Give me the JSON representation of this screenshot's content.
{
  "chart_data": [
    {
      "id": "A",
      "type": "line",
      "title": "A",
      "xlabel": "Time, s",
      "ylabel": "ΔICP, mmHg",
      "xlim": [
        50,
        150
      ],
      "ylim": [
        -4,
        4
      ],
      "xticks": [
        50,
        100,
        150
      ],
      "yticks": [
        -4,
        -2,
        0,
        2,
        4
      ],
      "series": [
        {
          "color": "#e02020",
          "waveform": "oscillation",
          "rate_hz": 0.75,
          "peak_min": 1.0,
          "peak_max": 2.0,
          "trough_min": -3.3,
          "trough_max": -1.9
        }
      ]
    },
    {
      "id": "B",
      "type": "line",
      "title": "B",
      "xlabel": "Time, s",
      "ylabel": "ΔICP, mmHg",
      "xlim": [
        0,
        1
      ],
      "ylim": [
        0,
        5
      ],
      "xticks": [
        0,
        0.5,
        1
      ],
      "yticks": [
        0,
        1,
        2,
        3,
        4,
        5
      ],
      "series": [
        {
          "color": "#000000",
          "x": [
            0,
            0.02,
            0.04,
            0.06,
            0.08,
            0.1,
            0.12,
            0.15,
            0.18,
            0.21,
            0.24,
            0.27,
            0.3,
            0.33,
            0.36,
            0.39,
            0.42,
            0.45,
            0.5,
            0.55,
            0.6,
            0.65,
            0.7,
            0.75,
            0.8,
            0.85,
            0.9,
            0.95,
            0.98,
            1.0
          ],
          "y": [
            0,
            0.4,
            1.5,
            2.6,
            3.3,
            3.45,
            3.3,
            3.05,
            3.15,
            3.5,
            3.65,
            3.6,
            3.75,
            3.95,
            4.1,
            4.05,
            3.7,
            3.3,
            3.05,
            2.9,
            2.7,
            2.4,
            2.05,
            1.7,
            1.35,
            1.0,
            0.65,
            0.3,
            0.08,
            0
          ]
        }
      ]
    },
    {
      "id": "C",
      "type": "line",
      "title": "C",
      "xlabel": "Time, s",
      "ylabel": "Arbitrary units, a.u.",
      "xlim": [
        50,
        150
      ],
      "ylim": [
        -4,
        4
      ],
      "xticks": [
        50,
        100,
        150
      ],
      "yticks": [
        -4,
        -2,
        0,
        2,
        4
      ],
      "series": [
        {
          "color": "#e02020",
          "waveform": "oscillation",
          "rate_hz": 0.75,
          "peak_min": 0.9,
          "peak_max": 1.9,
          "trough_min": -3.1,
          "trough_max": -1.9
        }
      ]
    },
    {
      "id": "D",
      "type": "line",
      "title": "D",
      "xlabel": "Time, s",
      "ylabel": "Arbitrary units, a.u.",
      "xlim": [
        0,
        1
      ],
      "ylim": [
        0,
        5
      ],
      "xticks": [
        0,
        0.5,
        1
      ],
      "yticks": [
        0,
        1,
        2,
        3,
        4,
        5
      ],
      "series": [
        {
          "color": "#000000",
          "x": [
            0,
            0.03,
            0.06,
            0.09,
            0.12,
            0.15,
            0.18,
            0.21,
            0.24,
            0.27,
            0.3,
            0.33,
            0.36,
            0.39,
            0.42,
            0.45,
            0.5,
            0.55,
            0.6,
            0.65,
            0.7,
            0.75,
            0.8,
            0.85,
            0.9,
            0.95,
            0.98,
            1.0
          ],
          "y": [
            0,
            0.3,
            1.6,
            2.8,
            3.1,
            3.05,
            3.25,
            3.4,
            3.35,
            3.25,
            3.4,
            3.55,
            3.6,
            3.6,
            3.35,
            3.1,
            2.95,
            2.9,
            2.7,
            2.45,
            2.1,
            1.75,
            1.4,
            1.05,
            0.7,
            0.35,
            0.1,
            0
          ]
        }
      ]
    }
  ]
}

******************************

Work required |
Repeat all the entries word for word.

Task solution |
Give me the JSON representation of this screenshot's content.
{
  "chart_data": [
    {
      "id": "A",
      "type": "line",
      "title": "A",
      "xlabel": "Time, s",
      "ylabel": "ΔICP, mmHg",
      "xlim": [
        50,
        150
      ],
      "ylim": [
        -4,
        4
      ],
      "xticks": [
        50,
        100,
        150
      ],
      "yticks": [
        -4,
        -2,
        0,
        2,
        4
      ],
      "series": [
        {
          "color": "#e02020",
          "waveform": "oscillation",
          "rate_hz": 0.75,
          "peak_min": 1.0,
          "peak_max": 2.0,
          "trough_min": -3.3,
          "trough_max": -1.9
        }
      ]
    },
    {
      "id": "B",
      "type": "line",
      "title": "B",
      "xlabel": "Time, s",
      "ylabel": "ΔICP, mmHg",
      "xlim": [
        0,
        1
      ],
      "ylim": [
        0,
        5
      ],
      "xticks": [
        0,
        0.5,
        1
      ],
      "yticks": [
        0,
        1,
        2,
        3,
        4,
        5
      ],
      "series": [
        {
          "color": "#000000",
          "x": [
            0,
            0.02,
            0.04,
            0.06,
            0.08,
            0.1,
            0.12,
            0.15,
            0.18,
            0.21,
            0.24,
            0.27,
            0.3,
            0.33,
            0.36,
            0.39,
            0.42,
            0.45,
            0.5,
            0.55,
            0.6,
            0.65,
            0.7,
            0.75,
            0.8,
            0.85,
            0.9,
            0.95,
            0.98,
            1.0
          ],
          "y": [
            0,
            0.4,
            1.5,
            2.6,
            3.3,
            3.45,
            3.3,
            3.05,
            3.15,
            3.5,
            3.65,
            3.6,
            3.75,
            3.95,
            4.1,
            4.05,
            3.7,
            3.3,
            3.05,
            2.9,
            2.7,
            2.4,
            2.05,
            1.7,
            1.35,
            1.0,
            0.65,
            0.3,
            0.08,
            0
          ]
        }
      ]
    },
    {
      "id": "C",
      "type": "line",
      "title": "C",
      "xlabel": "Time, s",
      "ylabel": "Arbitrary units, a.u.",
      "xlim": [
        50,
        150
      ],
      "ylim": [
        -4,
        4
      ],
      "xticks": [
        50,
        100,
        150
      ],
      "yticks": [
        -4,
        -2,
        0,
        2,
        4
      ],
      "series": [
        {
          "color": "#e02020",
          "waveform": "oscillation",
          "rate_hz": 0.75,
          "peak_min": 0.9,
          "peak_max": 1.9,
          "trough_min": -3.1,
          "trough_max": -1.9
        }
      ]
    },
    {
      "id": "D",
      "type": "line",
      "title": "D",
      "xlabel": "Time, s",
      "ylabel": "Arbitrary units, a.u.",
      "xlim": [
        0,
        1
      ],
      "ylim": [
        0,
        5
      ],
      "xticks": [
        0,
        0.5,
        1
      ],
      "yticks": [
        0,
        1,
        2,
        3,
        4,
        5
      ],
      "series": [
        {
          "color": "#000000",
          "x": [
            0,
            0.03,
            0.06,
            0.09,
            0.12,
            0.15,
            0.18,
            0.21,
            0.24,
            0.27,
            0.3,
            0.33,
            0.36,
            0.39,
            0.42,
            0.45,
            0.5,
            0.55,
            0.6,
            0.65,
            0.7,
            0.75,
            0.8,
            0.85,
            0.9,
            0.95,
            0.98,
            1.0
          ],
          "y": [
            0,
            0.3,
            1.6,
            2.8,
            3.1,
            3.05,
            3.25,
            3.4,
            3.35,
            3.25,
            3.4,
            3.55,
            3.6,
            3.6,
            3.35,
            3.1,
            2.95,
            2.9,
            2.7,
            2.45,
            2.1,
            1.75,
            1.4,
            1.05,
            0.7,
            0.35,
            0.1,
            0
          ]
        }
      ]
    }
  ]
}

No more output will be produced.